BEGIN SUPPLIED RECORDS

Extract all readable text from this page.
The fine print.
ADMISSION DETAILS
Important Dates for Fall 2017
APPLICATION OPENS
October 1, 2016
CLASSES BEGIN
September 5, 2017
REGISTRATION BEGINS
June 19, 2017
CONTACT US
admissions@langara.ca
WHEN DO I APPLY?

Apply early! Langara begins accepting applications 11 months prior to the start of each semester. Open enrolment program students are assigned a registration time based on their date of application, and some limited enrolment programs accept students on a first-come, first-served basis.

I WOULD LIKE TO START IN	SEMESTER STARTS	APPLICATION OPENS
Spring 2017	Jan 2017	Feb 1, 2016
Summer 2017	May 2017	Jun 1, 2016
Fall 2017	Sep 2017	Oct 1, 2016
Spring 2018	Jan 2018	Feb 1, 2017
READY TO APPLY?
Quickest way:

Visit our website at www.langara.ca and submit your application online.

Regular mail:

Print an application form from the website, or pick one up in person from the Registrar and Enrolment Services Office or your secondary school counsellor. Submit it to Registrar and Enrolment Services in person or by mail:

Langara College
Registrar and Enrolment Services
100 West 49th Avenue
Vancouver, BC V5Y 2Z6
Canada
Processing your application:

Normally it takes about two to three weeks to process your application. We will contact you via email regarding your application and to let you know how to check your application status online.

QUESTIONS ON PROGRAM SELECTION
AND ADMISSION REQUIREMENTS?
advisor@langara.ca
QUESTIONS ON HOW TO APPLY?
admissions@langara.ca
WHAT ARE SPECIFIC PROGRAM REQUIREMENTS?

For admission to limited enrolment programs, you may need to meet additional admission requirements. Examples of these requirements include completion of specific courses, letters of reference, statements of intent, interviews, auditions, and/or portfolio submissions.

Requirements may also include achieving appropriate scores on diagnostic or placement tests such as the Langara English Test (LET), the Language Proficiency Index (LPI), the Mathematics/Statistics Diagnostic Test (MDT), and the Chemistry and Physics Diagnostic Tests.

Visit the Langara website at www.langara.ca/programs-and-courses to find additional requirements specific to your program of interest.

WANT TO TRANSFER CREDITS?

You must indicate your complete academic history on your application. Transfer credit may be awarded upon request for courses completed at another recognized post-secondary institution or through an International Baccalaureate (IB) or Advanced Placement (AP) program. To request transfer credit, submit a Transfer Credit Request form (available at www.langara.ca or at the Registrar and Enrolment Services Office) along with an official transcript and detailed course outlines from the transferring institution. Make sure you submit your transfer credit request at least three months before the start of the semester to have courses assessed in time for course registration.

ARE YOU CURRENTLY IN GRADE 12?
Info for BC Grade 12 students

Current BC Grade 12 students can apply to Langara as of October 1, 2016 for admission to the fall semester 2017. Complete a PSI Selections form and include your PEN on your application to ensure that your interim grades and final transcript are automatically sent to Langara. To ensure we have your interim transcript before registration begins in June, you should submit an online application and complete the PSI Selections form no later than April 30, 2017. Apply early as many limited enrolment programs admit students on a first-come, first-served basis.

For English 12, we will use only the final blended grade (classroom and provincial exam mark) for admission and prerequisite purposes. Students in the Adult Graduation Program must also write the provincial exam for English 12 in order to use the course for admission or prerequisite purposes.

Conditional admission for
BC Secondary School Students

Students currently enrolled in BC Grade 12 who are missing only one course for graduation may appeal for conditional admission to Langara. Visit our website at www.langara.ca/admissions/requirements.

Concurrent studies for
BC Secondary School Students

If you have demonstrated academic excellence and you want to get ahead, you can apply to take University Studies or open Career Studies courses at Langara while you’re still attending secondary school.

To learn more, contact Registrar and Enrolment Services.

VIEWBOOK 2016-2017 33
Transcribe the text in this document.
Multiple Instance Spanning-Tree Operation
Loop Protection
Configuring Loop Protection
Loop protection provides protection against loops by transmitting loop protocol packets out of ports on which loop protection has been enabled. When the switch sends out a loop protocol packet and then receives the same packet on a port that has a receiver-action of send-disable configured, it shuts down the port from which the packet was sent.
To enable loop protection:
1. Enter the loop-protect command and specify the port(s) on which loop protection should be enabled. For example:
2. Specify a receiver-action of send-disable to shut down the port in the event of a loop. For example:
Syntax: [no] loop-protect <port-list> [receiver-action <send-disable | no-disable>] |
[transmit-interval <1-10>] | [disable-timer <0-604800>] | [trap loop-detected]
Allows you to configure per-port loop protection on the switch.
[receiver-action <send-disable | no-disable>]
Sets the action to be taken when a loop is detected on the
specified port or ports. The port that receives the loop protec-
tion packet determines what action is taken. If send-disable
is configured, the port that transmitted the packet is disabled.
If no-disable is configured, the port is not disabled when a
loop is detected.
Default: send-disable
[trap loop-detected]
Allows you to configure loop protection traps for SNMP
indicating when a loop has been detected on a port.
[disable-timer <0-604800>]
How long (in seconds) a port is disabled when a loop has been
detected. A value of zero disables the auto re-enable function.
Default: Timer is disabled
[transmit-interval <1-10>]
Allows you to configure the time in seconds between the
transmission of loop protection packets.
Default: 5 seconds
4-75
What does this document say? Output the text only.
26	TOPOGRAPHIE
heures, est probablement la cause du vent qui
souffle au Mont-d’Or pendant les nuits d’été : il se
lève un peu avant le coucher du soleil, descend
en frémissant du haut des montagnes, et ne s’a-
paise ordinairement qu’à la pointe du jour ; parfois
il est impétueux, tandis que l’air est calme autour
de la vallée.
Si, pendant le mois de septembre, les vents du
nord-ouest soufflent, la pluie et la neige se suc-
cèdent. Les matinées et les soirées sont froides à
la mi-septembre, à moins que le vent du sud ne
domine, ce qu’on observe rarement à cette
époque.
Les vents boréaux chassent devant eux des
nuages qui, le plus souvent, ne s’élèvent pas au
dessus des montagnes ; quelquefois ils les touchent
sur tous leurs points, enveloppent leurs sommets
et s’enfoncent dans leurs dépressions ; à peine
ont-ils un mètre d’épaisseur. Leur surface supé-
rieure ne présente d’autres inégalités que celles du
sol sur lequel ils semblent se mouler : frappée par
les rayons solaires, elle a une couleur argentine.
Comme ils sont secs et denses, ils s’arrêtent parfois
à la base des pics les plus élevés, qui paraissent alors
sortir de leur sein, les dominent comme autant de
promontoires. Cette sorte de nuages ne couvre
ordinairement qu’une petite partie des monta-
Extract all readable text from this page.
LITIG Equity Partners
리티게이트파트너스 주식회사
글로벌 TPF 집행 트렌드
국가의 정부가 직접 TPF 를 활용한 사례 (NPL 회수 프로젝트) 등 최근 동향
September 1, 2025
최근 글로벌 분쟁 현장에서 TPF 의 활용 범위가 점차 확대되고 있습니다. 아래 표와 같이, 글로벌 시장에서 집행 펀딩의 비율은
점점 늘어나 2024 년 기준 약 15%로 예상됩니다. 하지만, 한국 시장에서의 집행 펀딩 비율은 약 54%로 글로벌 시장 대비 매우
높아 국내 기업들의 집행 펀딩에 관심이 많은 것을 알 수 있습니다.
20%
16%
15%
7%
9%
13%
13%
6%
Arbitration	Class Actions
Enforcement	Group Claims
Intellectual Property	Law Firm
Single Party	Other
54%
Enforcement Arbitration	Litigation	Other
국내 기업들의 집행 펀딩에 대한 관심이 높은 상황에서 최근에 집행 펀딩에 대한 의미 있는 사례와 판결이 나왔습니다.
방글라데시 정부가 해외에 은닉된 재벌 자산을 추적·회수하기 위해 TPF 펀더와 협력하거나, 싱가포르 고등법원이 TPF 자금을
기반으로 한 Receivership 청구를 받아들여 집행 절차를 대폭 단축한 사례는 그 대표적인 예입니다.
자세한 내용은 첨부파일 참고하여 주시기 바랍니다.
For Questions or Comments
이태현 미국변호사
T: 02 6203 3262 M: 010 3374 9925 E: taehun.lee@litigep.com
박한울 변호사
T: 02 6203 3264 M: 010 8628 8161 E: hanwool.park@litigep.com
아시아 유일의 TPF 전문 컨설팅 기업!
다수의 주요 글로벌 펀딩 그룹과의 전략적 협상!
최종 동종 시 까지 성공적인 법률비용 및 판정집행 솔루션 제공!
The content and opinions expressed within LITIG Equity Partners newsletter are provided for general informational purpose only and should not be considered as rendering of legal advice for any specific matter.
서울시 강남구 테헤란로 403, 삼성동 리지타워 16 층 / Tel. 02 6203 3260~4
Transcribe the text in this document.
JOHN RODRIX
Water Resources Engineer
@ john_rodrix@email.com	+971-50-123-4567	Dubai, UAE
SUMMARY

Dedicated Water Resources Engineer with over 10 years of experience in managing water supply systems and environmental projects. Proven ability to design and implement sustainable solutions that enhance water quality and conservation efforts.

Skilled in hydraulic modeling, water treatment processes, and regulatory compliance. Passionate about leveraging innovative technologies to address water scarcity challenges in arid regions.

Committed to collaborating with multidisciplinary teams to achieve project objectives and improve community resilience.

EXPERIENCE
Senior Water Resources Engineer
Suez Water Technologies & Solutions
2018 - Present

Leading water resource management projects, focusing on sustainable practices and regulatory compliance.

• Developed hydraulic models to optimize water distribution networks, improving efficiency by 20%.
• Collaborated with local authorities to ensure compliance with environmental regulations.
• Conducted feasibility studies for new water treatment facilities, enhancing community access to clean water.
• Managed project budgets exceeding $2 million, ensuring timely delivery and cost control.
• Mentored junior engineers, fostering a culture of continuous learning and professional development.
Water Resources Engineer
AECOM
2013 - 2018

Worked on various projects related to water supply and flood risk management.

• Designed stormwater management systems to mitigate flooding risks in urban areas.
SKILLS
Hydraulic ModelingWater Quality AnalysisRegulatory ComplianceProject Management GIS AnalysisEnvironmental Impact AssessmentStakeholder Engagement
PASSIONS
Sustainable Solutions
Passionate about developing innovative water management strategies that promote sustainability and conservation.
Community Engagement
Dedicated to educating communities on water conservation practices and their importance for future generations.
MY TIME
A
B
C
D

END SUPPLIED RECORDS

### EXERCISE OBJECTIVE
Read through the lines above and collect those that contain the string "Default".

### OUTPUT BELOW
Default: send-disable
Default: Timer is disabled
Default: 5 seconds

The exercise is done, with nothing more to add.